:: Your task ::
The data below must be copied in full and without any change.

:: Stored data ::
========================================================================
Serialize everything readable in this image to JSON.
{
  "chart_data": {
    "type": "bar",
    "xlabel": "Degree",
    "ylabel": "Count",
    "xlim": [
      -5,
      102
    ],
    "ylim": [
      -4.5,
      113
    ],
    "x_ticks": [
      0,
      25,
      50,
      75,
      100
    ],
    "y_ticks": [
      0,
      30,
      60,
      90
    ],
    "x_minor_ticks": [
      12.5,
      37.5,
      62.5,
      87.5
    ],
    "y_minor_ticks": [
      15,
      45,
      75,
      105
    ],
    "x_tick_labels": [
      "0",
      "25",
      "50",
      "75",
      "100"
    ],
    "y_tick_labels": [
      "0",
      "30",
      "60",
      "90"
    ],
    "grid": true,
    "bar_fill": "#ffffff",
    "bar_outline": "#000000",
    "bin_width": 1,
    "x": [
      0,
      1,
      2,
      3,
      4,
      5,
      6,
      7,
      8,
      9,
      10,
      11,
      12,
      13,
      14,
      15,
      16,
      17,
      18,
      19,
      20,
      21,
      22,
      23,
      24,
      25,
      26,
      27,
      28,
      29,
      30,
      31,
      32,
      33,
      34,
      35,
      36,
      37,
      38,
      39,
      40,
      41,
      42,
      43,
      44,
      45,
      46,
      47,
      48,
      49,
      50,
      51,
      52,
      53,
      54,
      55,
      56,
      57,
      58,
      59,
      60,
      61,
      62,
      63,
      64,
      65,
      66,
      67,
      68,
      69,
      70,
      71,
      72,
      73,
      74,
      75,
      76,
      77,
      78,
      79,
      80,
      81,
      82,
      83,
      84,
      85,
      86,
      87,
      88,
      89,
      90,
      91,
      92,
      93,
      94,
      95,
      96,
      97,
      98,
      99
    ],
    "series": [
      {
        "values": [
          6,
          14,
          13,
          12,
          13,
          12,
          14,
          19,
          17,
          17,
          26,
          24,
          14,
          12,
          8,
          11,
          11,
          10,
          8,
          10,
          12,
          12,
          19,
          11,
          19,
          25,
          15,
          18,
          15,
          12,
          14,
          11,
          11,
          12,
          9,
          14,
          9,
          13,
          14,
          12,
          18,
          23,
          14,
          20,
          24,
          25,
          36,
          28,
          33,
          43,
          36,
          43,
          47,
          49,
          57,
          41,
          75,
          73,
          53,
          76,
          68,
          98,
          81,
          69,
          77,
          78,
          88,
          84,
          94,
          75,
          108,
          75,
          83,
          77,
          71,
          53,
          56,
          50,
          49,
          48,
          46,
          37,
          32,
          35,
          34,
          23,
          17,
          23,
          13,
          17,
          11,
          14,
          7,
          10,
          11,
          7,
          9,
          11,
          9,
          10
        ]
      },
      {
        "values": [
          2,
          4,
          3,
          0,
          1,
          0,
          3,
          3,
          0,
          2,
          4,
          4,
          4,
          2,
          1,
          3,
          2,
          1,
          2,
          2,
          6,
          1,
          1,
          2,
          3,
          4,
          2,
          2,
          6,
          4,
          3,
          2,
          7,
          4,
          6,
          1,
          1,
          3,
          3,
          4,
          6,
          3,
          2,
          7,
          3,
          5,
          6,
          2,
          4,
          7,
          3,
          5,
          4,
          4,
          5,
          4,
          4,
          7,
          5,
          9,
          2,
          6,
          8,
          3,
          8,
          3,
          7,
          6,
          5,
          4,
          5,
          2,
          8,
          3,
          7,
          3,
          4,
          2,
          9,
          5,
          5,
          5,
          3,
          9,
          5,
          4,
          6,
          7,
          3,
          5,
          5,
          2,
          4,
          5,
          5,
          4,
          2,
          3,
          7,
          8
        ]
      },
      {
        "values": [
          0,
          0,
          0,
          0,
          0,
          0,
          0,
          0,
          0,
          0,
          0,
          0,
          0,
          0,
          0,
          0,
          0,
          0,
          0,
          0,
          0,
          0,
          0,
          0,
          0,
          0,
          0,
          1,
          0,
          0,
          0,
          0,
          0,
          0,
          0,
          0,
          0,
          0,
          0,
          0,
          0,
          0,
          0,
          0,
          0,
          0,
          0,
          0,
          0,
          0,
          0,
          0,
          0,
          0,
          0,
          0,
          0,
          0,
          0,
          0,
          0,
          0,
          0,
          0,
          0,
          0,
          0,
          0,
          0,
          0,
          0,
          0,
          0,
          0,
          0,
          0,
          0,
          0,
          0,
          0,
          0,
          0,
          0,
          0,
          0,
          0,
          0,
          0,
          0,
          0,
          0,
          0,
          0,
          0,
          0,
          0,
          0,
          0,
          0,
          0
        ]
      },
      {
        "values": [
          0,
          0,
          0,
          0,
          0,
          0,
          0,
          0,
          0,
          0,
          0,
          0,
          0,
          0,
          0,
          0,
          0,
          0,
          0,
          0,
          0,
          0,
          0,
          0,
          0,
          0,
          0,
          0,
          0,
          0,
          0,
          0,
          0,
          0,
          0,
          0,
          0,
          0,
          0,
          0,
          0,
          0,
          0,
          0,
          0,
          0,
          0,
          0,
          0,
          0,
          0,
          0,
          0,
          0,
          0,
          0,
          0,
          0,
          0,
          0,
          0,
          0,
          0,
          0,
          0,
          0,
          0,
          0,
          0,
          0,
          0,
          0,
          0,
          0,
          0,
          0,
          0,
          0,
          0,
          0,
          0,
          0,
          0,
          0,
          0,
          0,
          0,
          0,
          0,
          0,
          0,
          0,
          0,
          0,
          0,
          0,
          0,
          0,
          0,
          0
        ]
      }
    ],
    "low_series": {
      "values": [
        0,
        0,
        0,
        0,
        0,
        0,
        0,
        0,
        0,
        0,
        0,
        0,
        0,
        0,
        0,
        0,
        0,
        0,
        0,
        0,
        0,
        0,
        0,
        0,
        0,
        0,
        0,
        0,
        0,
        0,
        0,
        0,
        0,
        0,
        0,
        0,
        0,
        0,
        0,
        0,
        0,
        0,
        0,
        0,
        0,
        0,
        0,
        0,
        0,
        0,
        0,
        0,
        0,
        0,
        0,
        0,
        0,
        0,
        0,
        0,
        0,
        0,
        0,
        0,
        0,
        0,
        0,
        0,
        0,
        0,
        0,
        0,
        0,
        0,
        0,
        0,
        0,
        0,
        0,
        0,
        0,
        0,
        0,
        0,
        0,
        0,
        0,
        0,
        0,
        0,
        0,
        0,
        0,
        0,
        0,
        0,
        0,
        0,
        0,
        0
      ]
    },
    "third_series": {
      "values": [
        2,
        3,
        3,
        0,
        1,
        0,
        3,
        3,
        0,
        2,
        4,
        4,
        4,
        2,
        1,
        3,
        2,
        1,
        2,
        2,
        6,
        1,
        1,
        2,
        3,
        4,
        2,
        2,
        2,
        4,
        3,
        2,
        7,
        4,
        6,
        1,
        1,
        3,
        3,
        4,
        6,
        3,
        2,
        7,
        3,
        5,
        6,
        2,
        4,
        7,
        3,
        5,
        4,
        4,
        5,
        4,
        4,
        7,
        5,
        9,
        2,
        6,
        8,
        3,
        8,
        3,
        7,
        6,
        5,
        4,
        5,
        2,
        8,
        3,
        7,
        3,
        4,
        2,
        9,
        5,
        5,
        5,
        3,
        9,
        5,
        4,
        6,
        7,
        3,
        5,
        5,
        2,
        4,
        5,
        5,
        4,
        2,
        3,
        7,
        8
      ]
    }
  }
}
========================================================================
:: Expected output ::
Serialize everything readable in this image to JSON.
{
  "chart_data": {
    "type": "bar",
    "xlabel": "Degree",
    "ylabel": "Count",
    "xlim": [
      -5,
      102
    ],
    "ylim": [
      -4.5,
      113
    ],
    "x_ticks": [
      0,
      25,
      50,
      75,
      100
    ],
    "y_ticks": [
      0,
      30,
      60,
      90
    ],
    "x_minor_ticks": [
      12.5,
      37.5,
      62.5,
      87.5
    ],
    "y_minor_ticks": [
      15,
      45,
      75,
      105
    ],
    "x_tick_labels": [
      "0",
      "25",
      "50",
      "75",
      "100"
    ],
    "y_tick_labels": [
      "0",
      "30",
      "60",
      "90"
    ],
    "grid": true,
    "bar_fill": "#ffffff",
    "bar_outline": "#000000",
    "bin_width": 1,
    "x": [
      0,
      1,
      2,
      3,
      4,
      5,
      6,
      7,
      8,
      9,
      10,
      11,
      12,
      13,
      14,
      15,
      16,
      17,
      18,
      19,
      20,
      21,
      22,
      23,
      24,
      25,
      26,
      27,
      28,
      29,
      30,
      31,
      32,
      33,
      34,
      35,
      36,
      37,
      38,
      39,
      40,
      41,
      42,
      43,
      44,
      45,
      46,
      47,
      48,
      49,
      50,
      51,
      52,
      53,
      54,
      55,
      56,
      57,
      58,
      59,
      60,
      61,
      62,
      63,
      64,
      65,
      66,
      67,
      68,
      69,
      70,
      71,
      72,
      73,
      74,
      75,
      76,
      77,
      78,
      79,
      80,
      81,
      82,
      83,
      84,
      85,
      86,
      87,
      88,
      89,
      90,
      91,
      92,
      93,
      94,
      95,
      96,
      97,
      98,
      99
    ],
    "series": [
      {
        "values": [
          6,
          14,
          13,
          12,
          13,
          12,
          14,
          19,
          17,
          17,
          26,
          24,
          14,
          12,
          8,
          11,
          11,
          10,
          8,
          10,
          12,
          12,
          19,
          11,
          19,
          25,
          15,
          18,
          15,
          12,
          14,
          11,
          11,
          12,
          9,
          14,
          9,
          13,
          14,
          12,
          18,
          23,
          14,
          20,
          24,
          25,
          36,
          28,
          33,
          43,
          36,
          43,
          47,
          49,
          57,
          41,
          75,
          73,
          53,
          76,
          68,
          98,
          81,
          69,
          77,
          78,
          88,
          84,
          94,
          75,
          108,
          75,
          83,
          77,
          71,
          53,
          56,
          50,
          49,
          48,
          46,
          37,
          32,
          35,
          34,
          23,
          17,
          23,
          13,
          17,
          11,
          14,
          7,
          10,
          11,
          7,
          9,
          11,
          9,
          10
        ]
      },
      {
        "values": [
          2,
          4,
          3,
          0,
          1,
          0,
          3,
          3,
          0,
          2,
          4,
          4,
          4,
          2,
          1,
          3,
          2,
          1,
          2,
          2,
          6,
          1,
          1,
          2,
          3,
          4,
          2,
          2,
          6,
          4,
          3,
          2,
          7,
          4,
          6,
          1,
          1,
          3,
          3,
          4,
          6,
          3,
          2,
          7,
          3,
          5,
          6,
          2,
          4,
          7,
          3,
          5,
          4,
          4,
          5,
          4,
          4,
          7,
          5,
          9,
          2,
          6,
          8,
          3,
          8,
          3,
          7,
          6,
          5,
          4,
          5,
          2,
          8,
          3,
          7,
          3,
          4,
          2,
          9,
          5,
          5,
          5,
          3,
          9,
          5,
          4,
          6,
          7,
          3,
          5,
          5,
          2,
          4,
          5,
          5,
          4,
          2,
          3,
          7,
          8
        ]
      },
      {
        "values": [
          0,
          0,
          0,
          0,
          0,
          0,
          0,
          0,
          0,
          0,
          0,
          0,
          0,
          0,
          0,
          0,
          0,
          0,
          0,
          0,
          0,
          0,
          0,
          0,
          0,
          0,
          0,
          1,
          0,
          0,
          0,
          0,
          0,
          0,
          0,
          0,
          0,
          0,
          0,
          0,
          0,
          0,
          0,
          0,
          0,
          0,
          0,
          0,
          0,
          0,
          0,
          0,
          0,
          0,
          0,
          0,
          0,
          0,
          0,
          0,
          0,
          0,
          0,
          0,
          0,
          0,
          0,
          0,
          0,
          0,
          0,
          0,
          0,
          0,
          0,
          0,
          0,
          0,
          0,
          0,
          0,
          0,
          0,
          0,
          0,
          0,
          0,
          0,
          0,
          0,
          0,
          0,
          0,
          0,
          0,
          0,
          0,
          0,
          0,
          0
        ]
      },
      {
        "values": [
          0,
          0,
          0,
          0,
          0,
          0,
          0,
          0,
          0,
          0,
          0,
          0,
          0,
          0,
          0,
          0,
          0,
          0,
          0,
          0,
          0,
          0,
          0,
          0,
          0,
          0,
          0,
          0,
          0,
          0,
          0,
          0,
          0,
          0,
          0,
          0,
          0,
          0,
          0,
          0,
          0,
          0,
          0,
          0,
          0,
          0,
          0,
          0,
          0,
          0,
          0,
          0,
          0,
          0,
          0,
          0,
          0,
          0,
          0,
          0,
          0,
          0,
          0,
          0,
          0,
          0,
          0,
          0,
          0,
          0,
          0,
          0,
          0,
          0,
          0,
          0,
          0,
          0,
          0,
          0,
          0,
          0,
          0,
          0,
          0,
          0,
          0,
          0,
          0,
          0,
          0,
          0,
          0,
          0,
          0,
          0,
          0,
          0,
          0,
          0
        ]
      }
    ],
    "low_series": {
      "values": [
        0,
        0,
        0,
        0,
        0,
        0,
        0,
        0,
        0,
        0,
        0,
        0,
        0,
        0,
        0,
        0,
        0,
        0,
        0,
        0,
        0,
        0,
        0,
        0,
        0,
        0,
        0,
        0,
        0,
        0,
        0,
        0,
        0,
        0,
        0,
        0,
        0,
        0,
        0,
        0,
        0,
        0,
        0,
        0,
        0,
        0,
        0,
        0,
        0,
        0,
        0,
        0,
        0,
        0,
        0,
        0,
        0,
        0,
        0,
        0,
        0,
        0,
        0,
        0,
        0,
        0,
        0,
        0,
        0,
        0,
        0,
        0,
        0,
        0,
        0,
        0,
        0,
        0,
        0,
        0,
        0,
        0,
        0,
        0,
        0,
        0,
        0,
        0,
        0,
        0,
        0,
        0,
        0,
        0,
        0,
        0,
        0,
        0,
        0,
        0
      ]
    },
    "third_series": {
      "values": [
        2,
        3,
        3,
        0,
        1,
        0,
        3,
        3,
        0,
        2,
        4,
        4,
        4,
        2,
        1,
        3,
        2,
        1,
        2,
        2,
        6,
        1,
        1,
        2,
        3,
        4,
        2,
        2,
        2,
        4,
        3,
        2,
        7,
        4,
        6,
        1,
        1,
        3,
        3,
        4,
        6,
        3,
        2,
        7,
        3,
        5,
        6,
        2,
        4,
        7,
        3,
        5,
        4,
        4,
        5,
        4,
        4,
        7,
        5,
        9,
        2,
        6,
        8,
        3,
        8,
        3,
        7,
        6,
        5,
        4,
        5,
        2,
        8,
        3,
        7,
        3,
        4,
        2,
        9,
        5,
        5,
        5,
        3,
        9,
        5,
        4,
        6,
        7,
        3,
        5,
        5,
        2,
        4,
        5,
        5,
        4,
        2,
        3,
        7,
        8
      ]
    }
  }
}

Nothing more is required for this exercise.